[Exercise requirements]
Check every line of the entries for "Description", and copy the lines that hold it.
☆ ☆ ☆ ☆ ☆
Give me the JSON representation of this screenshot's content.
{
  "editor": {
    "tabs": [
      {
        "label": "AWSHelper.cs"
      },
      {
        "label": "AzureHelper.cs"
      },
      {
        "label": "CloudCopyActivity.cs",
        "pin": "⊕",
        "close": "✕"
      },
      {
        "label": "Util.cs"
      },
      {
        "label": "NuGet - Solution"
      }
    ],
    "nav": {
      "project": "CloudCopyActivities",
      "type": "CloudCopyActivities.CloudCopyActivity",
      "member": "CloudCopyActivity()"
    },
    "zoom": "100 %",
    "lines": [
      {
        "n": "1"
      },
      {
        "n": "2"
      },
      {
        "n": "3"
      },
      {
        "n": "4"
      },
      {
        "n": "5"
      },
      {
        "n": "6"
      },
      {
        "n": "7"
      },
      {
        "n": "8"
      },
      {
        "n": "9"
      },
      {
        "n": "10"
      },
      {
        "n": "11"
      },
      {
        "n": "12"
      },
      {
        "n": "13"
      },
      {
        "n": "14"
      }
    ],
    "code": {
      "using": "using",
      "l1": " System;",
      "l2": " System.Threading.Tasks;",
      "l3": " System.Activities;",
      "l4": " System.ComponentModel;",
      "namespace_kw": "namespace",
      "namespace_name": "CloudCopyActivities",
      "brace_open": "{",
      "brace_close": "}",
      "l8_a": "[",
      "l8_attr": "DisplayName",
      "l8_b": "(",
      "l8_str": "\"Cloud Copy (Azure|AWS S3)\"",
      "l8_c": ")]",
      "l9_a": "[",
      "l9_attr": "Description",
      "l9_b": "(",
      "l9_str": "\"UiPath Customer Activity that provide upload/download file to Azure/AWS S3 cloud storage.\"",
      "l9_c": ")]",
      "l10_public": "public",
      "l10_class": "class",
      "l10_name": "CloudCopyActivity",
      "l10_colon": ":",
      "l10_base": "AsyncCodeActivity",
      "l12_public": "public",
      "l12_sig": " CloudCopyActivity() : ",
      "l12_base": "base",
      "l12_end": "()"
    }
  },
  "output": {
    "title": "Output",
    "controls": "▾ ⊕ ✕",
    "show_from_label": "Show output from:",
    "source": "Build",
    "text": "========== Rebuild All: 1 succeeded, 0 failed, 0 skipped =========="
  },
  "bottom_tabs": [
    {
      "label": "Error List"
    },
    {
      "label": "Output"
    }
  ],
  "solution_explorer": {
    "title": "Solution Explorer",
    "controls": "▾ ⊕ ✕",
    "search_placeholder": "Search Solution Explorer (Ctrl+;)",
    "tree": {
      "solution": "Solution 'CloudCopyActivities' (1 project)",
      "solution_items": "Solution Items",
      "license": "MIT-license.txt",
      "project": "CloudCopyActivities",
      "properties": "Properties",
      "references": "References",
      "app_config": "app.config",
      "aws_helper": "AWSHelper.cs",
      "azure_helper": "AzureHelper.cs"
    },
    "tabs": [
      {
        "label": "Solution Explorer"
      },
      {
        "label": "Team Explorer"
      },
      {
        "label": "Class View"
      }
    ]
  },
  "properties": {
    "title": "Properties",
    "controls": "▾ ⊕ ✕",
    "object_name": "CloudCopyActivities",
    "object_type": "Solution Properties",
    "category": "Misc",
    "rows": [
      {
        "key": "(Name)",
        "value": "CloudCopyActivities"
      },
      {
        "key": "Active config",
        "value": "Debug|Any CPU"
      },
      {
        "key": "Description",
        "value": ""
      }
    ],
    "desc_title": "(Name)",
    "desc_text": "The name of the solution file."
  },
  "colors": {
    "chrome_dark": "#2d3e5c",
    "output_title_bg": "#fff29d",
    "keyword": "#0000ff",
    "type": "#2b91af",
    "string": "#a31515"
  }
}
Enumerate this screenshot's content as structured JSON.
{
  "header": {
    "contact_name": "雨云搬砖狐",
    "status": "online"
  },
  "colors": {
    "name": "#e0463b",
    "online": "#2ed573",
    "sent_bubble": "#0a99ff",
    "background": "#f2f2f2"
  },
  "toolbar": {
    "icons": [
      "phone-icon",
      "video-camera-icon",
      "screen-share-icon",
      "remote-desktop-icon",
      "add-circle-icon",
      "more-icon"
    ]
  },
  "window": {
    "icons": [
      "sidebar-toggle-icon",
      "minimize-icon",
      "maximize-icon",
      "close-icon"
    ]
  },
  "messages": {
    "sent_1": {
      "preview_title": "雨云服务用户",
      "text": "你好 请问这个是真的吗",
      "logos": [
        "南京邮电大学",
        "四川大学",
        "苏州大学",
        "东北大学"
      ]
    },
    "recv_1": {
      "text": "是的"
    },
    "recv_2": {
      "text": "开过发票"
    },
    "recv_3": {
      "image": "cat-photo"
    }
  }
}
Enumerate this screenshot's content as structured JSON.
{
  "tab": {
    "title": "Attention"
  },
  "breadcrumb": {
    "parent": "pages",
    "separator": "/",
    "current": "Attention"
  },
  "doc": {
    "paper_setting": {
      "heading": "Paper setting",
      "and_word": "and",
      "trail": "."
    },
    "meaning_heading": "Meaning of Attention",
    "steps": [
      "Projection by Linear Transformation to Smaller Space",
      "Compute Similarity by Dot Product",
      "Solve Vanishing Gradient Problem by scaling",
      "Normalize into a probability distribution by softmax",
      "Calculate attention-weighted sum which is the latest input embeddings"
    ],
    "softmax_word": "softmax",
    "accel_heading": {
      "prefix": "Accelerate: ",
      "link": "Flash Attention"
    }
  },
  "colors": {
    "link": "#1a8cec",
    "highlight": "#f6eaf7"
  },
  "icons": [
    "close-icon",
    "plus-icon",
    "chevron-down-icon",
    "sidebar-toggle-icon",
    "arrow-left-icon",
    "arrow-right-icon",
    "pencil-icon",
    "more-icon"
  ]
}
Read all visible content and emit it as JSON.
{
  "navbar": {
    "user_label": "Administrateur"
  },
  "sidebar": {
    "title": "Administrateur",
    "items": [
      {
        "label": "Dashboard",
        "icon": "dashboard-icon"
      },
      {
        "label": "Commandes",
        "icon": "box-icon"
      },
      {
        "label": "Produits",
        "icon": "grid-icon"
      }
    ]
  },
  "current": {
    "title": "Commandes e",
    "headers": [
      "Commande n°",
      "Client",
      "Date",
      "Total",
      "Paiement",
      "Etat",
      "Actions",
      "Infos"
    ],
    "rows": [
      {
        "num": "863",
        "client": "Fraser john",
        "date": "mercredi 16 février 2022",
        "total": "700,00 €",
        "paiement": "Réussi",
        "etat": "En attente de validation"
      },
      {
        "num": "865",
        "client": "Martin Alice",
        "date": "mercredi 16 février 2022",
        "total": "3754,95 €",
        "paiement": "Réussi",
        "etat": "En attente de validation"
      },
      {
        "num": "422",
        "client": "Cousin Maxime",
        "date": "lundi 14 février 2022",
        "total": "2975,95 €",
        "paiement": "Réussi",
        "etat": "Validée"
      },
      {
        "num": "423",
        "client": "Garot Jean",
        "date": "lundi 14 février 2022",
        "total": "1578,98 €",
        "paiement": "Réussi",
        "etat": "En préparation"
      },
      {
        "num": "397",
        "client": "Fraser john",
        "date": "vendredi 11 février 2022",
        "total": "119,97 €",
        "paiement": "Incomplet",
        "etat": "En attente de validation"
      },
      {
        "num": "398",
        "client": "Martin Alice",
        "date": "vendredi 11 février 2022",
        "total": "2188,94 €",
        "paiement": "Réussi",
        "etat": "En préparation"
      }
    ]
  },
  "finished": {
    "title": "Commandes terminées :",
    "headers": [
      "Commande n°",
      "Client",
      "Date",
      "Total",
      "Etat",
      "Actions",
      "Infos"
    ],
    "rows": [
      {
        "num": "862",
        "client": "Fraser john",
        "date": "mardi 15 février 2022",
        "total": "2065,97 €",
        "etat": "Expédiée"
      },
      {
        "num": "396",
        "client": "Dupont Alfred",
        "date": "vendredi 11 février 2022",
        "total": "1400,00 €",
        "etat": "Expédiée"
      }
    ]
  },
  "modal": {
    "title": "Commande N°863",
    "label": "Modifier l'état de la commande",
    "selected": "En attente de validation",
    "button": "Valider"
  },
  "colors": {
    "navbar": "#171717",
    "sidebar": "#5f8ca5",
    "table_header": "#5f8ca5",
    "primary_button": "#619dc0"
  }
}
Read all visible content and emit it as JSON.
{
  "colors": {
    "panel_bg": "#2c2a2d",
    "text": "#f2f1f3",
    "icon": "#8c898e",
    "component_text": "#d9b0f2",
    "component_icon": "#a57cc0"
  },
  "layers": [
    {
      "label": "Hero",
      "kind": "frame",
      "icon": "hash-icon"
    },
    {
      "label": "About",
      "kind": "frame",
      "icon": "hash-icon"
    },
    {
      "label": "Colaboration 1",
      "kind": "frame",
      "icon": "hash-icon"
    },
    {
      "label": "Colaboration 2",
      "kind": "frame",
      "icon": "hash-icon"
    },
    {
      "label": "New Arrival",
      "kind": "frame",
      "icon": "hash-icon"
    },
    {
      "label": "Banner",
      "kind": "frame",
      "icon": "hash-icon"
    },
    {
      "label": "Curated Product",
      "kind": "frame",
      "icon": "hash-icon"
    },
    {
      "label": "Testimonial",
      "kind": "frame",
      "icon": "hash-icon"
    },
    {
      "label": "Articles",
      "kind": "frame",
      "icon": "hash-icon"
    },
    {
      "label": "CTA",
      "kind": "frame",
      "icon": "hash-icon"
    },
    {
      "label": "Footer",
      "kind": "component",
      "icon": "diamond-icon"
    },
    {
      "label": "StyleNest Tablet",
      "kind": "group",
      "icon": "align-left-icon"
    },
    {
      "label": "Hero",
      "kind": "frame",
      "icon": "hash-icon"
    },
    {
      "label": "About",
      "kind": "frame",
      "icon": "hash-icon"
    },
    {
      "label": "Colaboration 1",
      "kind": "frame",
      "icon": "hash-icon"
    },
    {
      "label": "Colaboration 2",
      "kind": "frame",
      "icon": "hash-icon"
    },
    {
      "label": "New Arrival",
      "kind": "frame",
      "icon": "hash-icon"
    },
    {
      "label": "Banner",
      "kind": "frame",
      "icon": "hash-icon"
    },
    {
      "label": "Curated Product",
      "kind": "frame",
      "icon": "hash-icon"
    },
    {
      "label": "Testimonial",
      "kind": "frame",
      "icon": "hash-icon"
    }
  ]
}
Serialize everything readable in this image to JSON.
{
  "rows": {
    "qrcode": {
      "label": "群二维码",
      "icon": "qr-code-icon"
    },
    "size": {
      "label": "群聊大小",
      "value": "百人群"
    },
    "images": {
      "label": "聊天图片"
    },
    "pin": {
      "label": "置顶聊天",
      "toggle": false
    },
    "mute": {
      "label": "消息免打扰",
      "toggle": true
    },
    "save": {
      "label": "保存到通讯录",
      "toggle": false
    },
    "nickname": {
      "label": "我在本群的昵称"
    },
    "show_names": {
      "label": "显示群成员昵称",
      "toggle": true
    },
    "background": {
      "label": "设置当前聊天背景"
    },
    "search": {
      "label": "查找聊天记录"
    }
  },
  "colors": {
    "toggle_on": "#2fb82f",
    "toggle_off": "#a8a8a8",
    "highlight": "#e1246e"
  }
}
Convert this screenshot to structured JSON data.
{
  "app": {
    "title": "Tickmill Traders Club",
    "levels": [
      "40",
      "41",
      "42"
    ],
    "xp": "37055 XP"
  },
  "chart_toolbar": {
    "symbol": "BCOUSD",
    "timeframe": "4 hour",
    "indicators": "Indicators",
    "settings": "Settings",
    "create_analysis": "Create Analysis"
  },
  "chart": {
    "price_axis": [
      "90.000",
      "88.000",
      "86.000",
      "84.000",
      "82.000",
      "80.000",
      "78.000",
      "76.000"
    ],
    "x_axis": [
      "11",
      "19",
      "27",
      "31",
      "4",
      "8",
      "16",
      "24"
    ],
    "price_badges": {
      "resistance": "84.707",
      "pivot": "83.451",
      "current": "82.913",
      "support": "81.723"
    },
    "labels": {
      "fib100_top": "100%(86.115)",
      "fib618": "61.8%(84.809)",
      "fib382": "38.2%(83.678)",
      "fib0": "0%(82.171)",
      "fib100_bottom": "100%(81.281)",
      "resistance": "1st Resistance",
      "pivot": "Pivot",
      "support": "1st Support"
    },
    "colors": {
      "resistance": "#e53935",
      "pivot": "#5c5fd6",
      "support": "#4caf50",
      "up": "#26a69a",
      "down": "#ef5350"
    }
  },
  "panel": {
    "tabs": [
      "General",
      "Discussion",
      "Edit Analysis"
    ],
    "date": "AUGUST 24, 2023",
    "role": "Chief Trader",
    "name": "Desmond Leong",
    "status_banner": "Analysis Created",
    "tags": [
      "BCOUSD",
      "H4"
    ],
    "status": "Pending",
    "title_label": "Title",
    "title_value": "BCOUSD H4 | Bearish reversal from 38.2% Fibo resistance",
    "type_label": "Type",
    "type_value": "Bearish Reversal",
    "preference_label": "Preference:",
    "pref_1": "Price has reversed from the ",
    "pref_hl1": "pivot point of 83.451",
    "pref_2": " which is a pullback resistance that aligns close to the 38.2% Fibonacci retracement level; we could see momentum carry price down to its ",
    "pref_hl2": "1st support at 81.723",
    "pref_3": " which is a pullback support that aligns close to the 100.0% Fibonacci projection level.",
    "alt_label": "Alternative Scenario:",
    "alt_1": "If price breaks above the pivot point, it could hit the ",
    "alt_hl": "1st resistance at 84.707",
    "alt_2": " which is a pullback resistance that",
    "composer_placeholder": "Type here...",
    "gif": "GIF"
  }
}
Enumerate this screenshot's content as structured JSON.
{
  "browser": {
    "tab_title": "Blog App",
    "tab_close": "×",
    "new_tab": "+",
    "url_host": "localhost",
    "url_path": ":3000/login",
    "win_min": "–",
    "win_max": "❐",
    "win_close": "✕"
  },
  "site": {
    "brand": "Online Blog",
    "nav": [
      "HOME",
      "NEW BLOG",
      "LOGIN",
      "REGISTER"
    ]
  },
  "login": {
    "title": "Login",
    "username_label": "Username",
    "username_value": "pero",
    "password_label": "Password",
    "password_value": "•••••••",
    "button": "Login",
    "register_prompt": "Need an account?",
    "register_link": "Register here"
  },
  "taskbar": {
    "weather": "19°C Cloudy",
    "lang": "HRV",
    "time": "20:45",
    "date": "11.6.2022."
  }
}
☆ ☆ ☆ ☆ ☆
[Answer]
      "l9_attr": "Description",
        "key": "Description",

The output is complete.